### Task instructions
Set down the material below word for word, excluding the pictures.

[Dataset items]
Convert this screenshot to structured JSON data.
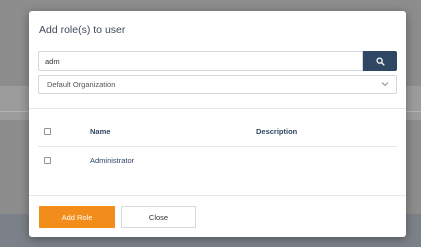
{
  "dialog": {
    "title": "Add role(s) to user",
    "search": {
      "value": "adm",
      "button_icon": "search-icon"
    },
    "organization_select": {
      "selected": "Default Organization",
      "icon": "chevron-down-icon"
    },
    "table": {
      "columns": [
        "Name",
        "Description"
      ],
      "rows": [
        {
          "name": "Administrator",
          "description": ""
        }
      ]
    },
    "buttons": {
      "add_role": "Add Role",
      "close": "Close"
    },
    "colors": {
      "primary_navy": "#2f4763",
      "accent_orange": "#f28c1a"
    }
  }
}
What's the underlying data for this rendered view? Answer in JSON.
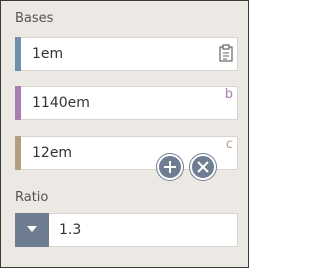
{
  "bases": {
    "label": "Bases",
    "fields": [
      {
        "value": "1em",
        "letter": "",
        "color": "#6f8fae"
      },
      {
        "value": "1140em",
        "letter": "b",
        "color": "#a97eb0"
      },
      {
        "value": "12em",
        "letter": "c",
        "color": "#b39e84"
      }
    ]
  },
  "ratio": {
    "label": "Ratio",
    "value": "1.3"
  },
  "icons": {
    "copy": "clipboard-icon",
    "add": "plus-icon",
    "remove": "close-icon",
    "dropdown": "caret-down-icon"
  },
  "colors": {
    "button": "#6f7d92",
    "panel_bg": "#ece8e3"
  }
}
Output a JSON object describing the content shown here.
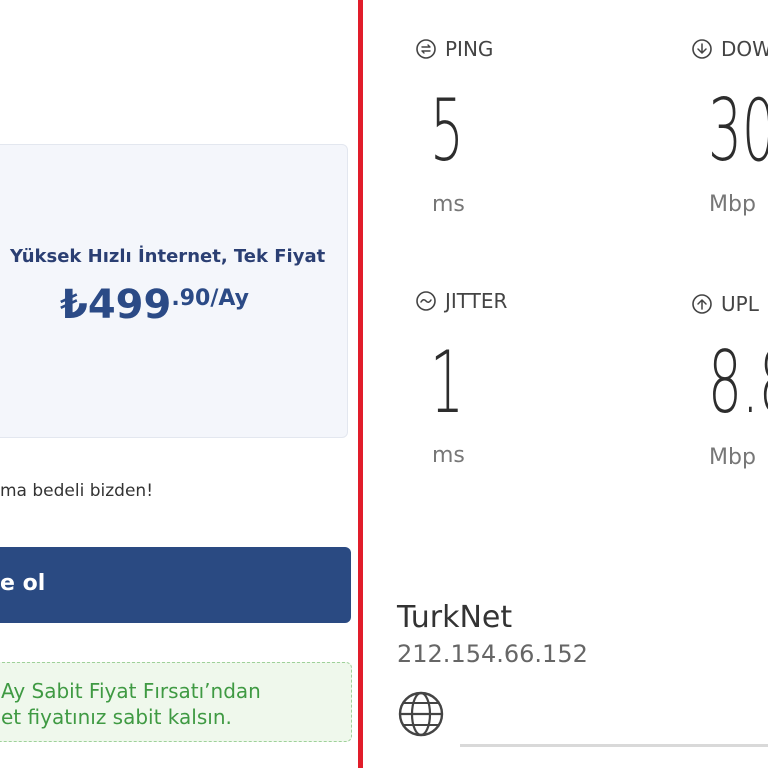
{
  "offer": {
    "tagline": "Yüksek Hızlı İnternet, Tek Fiyat",
    "currency": "₺",
    "price_main": "499",
    "price_suffix": ".90/Ay",
    "note": "ma bedeli bizden!",
    "cta_label": "e ol",
    "promo_line1": "Ay Sabit Fiyat Fırsatı’ndan",
    "promo_line2": "et fiyatınız sabit kalsın."
  },
  "speedtest": {
    "ping": {
      "label": "PING",
      "value": "5",
      "unit": "ms",
      "icon": "ping-icon"
    },
    "download": {
      "label": "DOW",
      "value": "30",
      "unit": "Mbp",
      "icon": "download-icon"
    },
    "jitter": {
      "label": "JITTER",
      "value": "1",
      "unit": "ms",
      "icon": "jitter-icon"
    },
    "upload": {
      "label": "UPL",
      "value": "8.8",
      "unit": "Mbp",
      "icon": "upload-icon"
    },
    "isp_name": "TurkNet",
    "ip_address": "212.154.66.152"
  },
  "colors": {
    "divider": "#e11d2a",
    "cta_background": "#2a4a82",
    "price_text": "#2b4a86",
    "promo_text": "#3f9a43",
    "promo_background": "#eff8ec"
  }
}
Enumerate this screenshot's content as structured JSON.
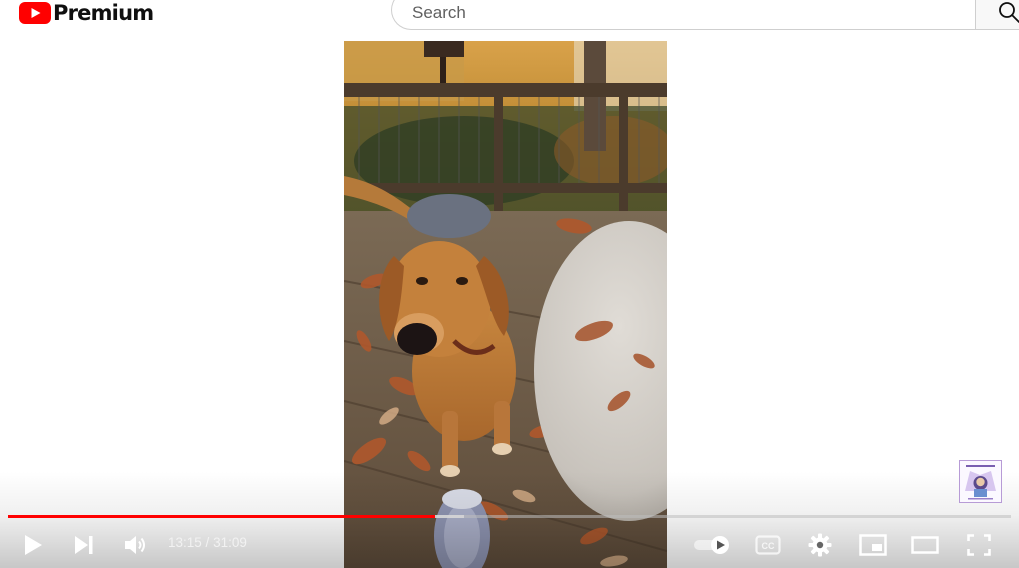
{
  "masthead": {
    "logo_text": "Premium",
    "brand_color": "#ff0000",
    "logo_icon": "youtube-play-logo-icon",
    "search": {
      "placeholder": "Search",
      "value": "",
      "icon": "search-icon"
    }
  },
  "player": {
    "time": {
      "current": "13:15",
      "separator": " / ",
      "duration": "31:09"
    },
    "progress": {
      "played_fraction": 0.4254,
      "loaded_fraction": 0.455,
      "played_color": "#ff0000"
    },
    "controls": {
      "left": [
        "play-icon",
        "next-icon",
        "volume-icon"
      ],
      "right": [
        "autoplay-toggle-icon",
        "subtitles-icon",
        "settings-icon",
        "miniplayer-icon",
        "theater-mode-icon",
        "fullscreen-icon"
      ]
    },
    "subtitles_label": "CC"
  }
}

### Completed exercise
Convert this screenshot to structured JSON data.
{
  "dialog": {
    "title": "Add role(s) to user",
    "search": {
      "value": "adm",
      "button_icon": "search-icon"
    },
    "organization_select": {
      "selected": "Default Organization",
      "icon": "chevron-down-icon"
    },
    "table": {
      "columns": [
        "Name",
        "Description"
      ],
      "rows": [
        {
          "name": "Administrator",
          "description": ""
        }
      ]
    },
    "buttons": {
      "add_role": "Add Role",
      "close": "Close"
    },
    "colors": {
      "primary_navy": "#2f4763",
      "accent_orange": "#f28c1a"
    }
  }
}
What's the underlying data for this rendered view? Answer in JSON.
{
  "bases": {
    "label": "Bases",
    "fields": [
      {
        "value": "1em",
        "letter": "",
        "color": "#6f8fae"
      },
      {
        "value": "1140em",
        "letter": "b",
        "color": "#a97eb0"
      },
      {
        "value": "12em",
        "letter": "c",
        "color": "#b39e84"
      }
    ]
  },
  "ratio": {
    "label": "Ratio",
    "value": "1.3"
  },
  "icons": {
    "copy": "clipboard-icon",
    "add": "plus-icon",
    "remove": "close-icon",
    "dropdown": "caret-down-icon"
  },
  "colors": {
    "button": "#6f7d92",
    "panel_bg": "#ece8e3"
  }
}
Output a JSON object describing the content shown here.
{
  "offer": {
    "tagline": "Yüksek Hızlı İnternet, Tek Fiyat",
    "currency": "₺",
    "price_main": "499",
    "price_suffix": ".90/Ay",
    "note": "ma bedeli bizden!",
    "cta_label": "e ol",
    "promo_line1": "Ay Sabit Fiyat Fırsatı’ndan",
    "promo_line2": "et fiyatınız sabit kalsın."
  },
  "speedtest": {
    "ping": {
      "label": "PING",
      "value": "5",
      "unit": "ms",
      "icon": "ping-icon"
    },
    "download": {
      "label": "DOW",
      "value": "30",
      "unit": "Mbp",
      "icon": "download-icon"
    },
    "jitter": {
      "label": "JITTER",
      "value": "1",
      "unit": "ms",
      "icon": "jitter-icon"
    },
    "upload": {
      "label": "UPL",
      "value": "8.8",
      "unit": "Mbp",
      "icon": "upload-icon"
    },
    "isp_name": "TurkNet",
    "ip_address": "212.154.66.152"
  },
  "colors": {
    "divider": "#e11d2a",
    "cta_background": "#2a4a82",
    "price_text": "#2b4a86",
    "promo_text": "#3f9a43",
    "promo_background": "#eff8ec"
  }
}
Enumerate this screenshot's content as structured JSON.
{
  "masthead": {
    "logo_text": "Premium",
    "brand_color": "#ff0000",
    "logo_icon": "youtube-play-logo-icon",
    "search": {
      "placeholder": "Search",
      "value": "",
      "icon": "search-icon"
    }
  },
  "player": {
    "time": {
      "current": "13:15",
      "separator": " / ",
      "duration": "31:09"
    },
    "progress": {
      "played_fraction": 0.4254,
      "loaded_fraction": 0.455,
      "played_color": "#ff0000"
    },
    "controls": {
      "left": [
        "play-icon",
        "next-icon",
        "volume-icon"
      ],
      "right": [
        "autoplay-toggle-icon",
        "subtitles-icon",
        "settings-icon",
        "miniplayer-icon",
        "theater-mode-icon",
        "fullscreen-icon"
      ]
    },
    "subtitles_label": "CC"
  }
}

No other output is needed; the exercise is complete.